● **Set exercise**:
All records are to be retyped faithfully and completely.

[Dataset excerpt]
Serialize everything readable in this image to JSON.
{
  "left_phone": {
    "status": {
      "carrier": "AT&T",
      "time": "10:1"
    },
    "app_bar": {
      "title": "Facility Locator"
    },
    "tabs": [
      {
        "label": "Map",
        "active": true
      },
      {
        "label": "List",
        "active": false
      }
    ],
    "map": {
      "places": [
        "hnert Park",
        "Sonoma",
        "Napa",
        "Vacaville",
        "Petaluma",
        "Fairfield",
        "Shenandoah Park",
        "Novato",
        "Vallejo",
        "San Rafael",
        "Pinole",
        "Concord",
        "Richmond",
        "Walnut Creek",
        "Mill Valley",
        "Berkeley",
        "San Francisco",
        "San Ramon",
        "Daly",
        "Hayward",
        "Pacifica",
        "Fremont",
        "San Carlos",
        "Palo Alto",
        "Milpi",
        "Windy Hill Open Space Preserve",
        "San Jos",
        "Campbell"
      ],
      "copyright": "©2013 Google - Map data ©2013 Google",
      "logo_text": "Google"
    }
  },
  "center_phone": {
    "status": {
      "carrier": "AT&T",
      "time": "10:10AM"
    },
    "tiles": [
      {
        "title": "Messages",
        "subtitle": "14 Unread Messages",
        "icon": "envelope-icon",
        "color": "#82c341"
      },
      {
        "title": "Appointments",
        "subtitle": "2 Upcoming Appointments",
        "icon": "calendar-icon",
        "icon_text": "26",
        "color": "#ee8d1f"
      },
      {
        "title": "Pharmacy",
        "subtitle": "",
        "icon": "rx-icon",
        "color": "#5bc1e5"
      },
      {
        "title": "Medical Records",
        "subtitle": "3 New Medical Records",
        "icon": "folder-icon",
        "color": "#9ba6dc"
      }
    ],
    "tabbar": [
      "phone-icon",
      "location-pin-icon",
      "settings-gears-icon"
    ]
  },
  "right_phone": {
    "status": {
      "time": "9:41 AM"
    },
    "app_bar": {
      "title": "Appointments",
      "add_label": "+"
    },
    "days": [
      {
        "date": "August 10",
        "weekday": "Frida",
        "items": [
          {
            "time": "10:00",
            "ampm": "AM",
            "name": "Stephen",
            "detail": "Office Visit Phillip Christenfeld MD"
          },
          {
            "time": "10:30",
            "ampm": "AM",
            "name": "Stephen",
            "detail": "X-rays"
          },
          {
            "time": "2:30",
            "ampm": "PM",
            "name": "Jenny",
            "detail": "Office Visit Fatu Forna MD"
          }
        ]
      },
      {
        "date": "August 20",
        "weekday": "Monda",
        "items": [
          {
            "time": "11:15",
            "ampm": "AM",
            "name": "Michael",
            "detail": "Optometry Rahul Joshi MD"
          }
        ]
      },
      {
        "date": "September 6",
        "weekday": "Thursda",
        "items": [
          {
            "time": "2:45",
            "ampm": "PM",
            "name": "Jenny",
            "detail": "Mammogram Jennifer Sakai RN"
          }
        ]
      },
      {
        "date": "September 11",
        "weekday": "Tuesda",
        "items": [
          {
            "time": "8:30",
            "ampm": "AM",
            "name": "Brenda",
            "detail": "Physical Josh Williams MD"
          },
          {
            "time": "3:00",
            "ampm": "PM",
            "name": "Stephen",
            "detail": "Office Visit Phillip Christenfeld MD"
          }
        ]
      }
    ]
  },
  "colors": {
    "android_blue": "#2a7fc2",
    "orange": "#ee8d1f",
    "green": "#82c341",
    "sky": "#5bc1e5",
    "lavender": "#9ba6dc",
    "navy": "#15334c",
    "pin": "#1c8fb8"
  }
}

● **Task solution**:
Serialize everything readable in this image to JSON.
{
  "left_phone": {
    "status": {
      "carrier": "AT&T",
      "time": "10:1"
    },
    "app_bar": {
      "title": "Facility Locator"
    },
    "tabs": [
      {
        "label": "Map",
        "active": true
      },
      {
        "label": "List",
        "active": false
      }
    ],
    "map": {
      "places": [
        "hnert Park",
        "Sonoma",
        "Napa",
        "Vacaville",
        "Petaluma",
        "Fairfield",
        "Shenandoah Park",
        "Novato",
        "Vallejo",
        "San Rafael",
        "Pinole",
        "Concord",
        "Richmond",
        "Walnut Creek",
        "Mill Valley",
        "Berkeley",
        "San Francisco",
        "San Ramon",
        "Daly",
        "Hayward",
        "Pacifica",
        "Fremont",
        "San Carlos",
        "Palo Alto",
        "Milpi",
        "Windy Hill Open Space Preserve",
        "San Jos",
        "Campbell"
      ],
      "copyright": "©2013 Google - Map data ©2013 Google",
      "logo_text": "Google"
    }
  },
  "center_phone": {
    "status": {
      "carrier": "AT&T",
      "time": "10:10AM"
    },
    "tiles": [
      {
        "title": "Messages",
        "subtitle": "14 Unread Messages",
        "icon": "envelope-icon",
        "color": "#82c341"
      },
      {
        "title": "Appointments",
        "subtitle": "2 Upcoming Appointments",
        "icon": "calendar-icon",
        "icon_text": "26",
        "color": "#ee8d1f"
      },
      {
        "title": "Pharmacy",
        "subtitle": "",
        "icon": "rx-icon",
        "color": "#5bc1e5"
      },
      {
        "title": "Medical Records",
        "subtitle": "3 New Medical Records",
        "icon": "folder-icon",
        "color": "#9ba6dc"
      }
    ],
    "tabbar": [
      "phone-icon",
      "location-pin-icon",
      "settings-gears-icon"
    ]
  },
  "right_phone": {
    "status": {
      "time": "9:41 AM"
    },
    "app_bar": {
      "title": "Appointments",
      "add_label": "+"
    },
    "days": [
      {
        "date": "August 10",
        "weekday": "Frida",
        "items": [
          {
            "time": "10:00",
            "ampm": "AM",
            "name": "Stephen",
            "detail": "Office Visit Phillip Christenfeld MD"
          },
          {
            "time": "10:30",
            "ampm": "AM",
            "name": "Stephen",
            "detail": "X-rays"
          },
          {
            "time": "2:30",
            "ampm": "PM",
            "name": "Jenny",
            "detail": "Office Visit Fatu Forna MD"
          }
        ]
      },
      {
        "date": "August 20",
        "weekday": "Monda",
        "items": [
          {
            "time": "11:15",
            "ampm": "AM",
            "name": "Michael",
            "detail": "Optometry Rahul Joshi MD"
          }
        ]
      },
      {
        "date": "September 6",
        "weekday": "Thursda",
        "items": [
          {
            "time": "2:45",
            "ampm": "PM",
            "name": "Jenny",
            "detail": "Mammogram Jennifer Sakai RN"
          }
        ]
      },
      {
        "date": "September 11",
        "weekday": "Tuesda",
        "items": [
          {
            "time": "8:30",
            "ampm": "AM",
            "name": "Brenda",
            "detail": "Physical Josh Williams MD"
          },
          {
            "time": "3:00",
            "ampm": "PM",
            "name": "Stephen",
            "detail": "Office Visit Phillip Christenfeld MD"
          }
        ]
      }
    ]
  },
  "colors": {
    "android_blue": "#2a7fc2",
    "orange": "#ee8d1f",
    "green": "#82c341",
    "sky": "#5bc1e5",
    "lavender": "#9ba6dc",
    "navy": "#15334c",
    "pin": "#1c8fb8"
  }
}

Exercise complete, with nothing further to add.